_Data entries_

# # # #

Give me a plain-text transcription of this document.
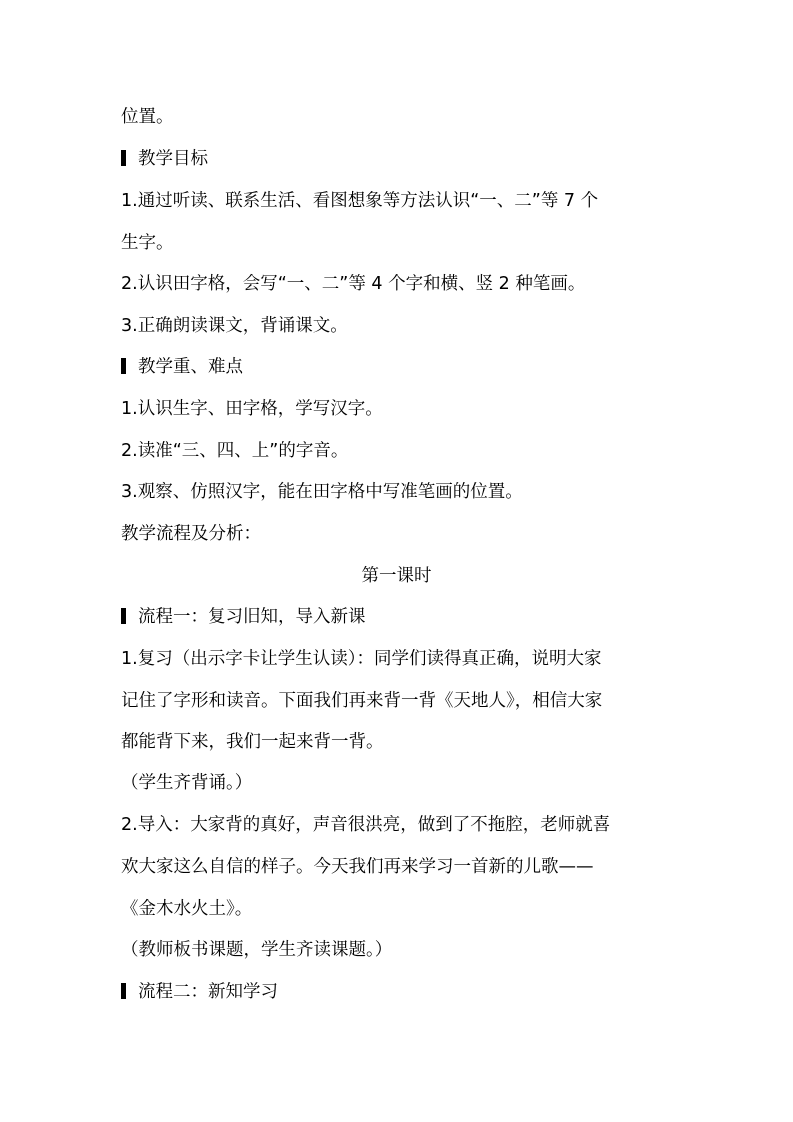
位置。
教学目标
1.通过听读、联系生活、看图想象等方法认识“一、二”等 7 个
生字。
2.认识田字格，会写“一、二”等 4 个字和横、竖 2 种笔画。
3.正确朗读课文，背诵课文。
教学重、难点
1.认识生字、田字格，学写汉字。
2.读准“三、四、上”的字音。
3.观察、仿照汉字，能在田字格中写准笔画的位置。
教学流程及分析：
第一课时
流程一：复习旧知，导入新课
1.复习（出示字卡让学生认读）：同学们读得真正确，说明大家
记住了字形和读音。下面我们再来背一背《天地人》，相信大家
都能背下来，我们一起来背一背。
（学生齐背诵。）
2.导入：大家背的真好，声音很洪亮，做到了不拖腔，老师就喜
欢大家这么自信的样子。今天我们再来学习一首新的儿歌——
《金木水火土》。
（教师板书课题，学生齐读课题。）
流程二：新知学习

# # # #

Ignore the images and quote every line of the listing exactly.

Give me a plain-text transcription of this document.
位置。
教学目标
1.通过听读、联系生活、看图想象等方法认识“一、二”等 7 个
生字。
2.认识田字格，会写“一、二”等 4 个字和横、竖 2 种笔画。
3.正确朗读课文，背诵课文。
教学重、难点
1.认识生字、田字格，学写汉字。
2.读准“三、四、上”的字音。
3.观察、仿照汉字，能在田字格中写准笔画的位置。
教学流程及分析：
第一课时
流程一：复习旧知，导入新课
1.复习（出示字卡让学生认读）：同学们读得真正确，说明大家
记住了字形和读音。下面我们再来背一背《天地人》，相信大家
都能背下来，我们一起来背一背。
（学生齐背诵。）
2.导入：大家背的真好，声音很洪亮，做到了不拖腔，老师就喜
欢大家这么自信的样子。今天我们再来学习一首新的儿歌——
《金木水火土》。
（教师板书课题，学生齐读课题。）
流程二：新知学习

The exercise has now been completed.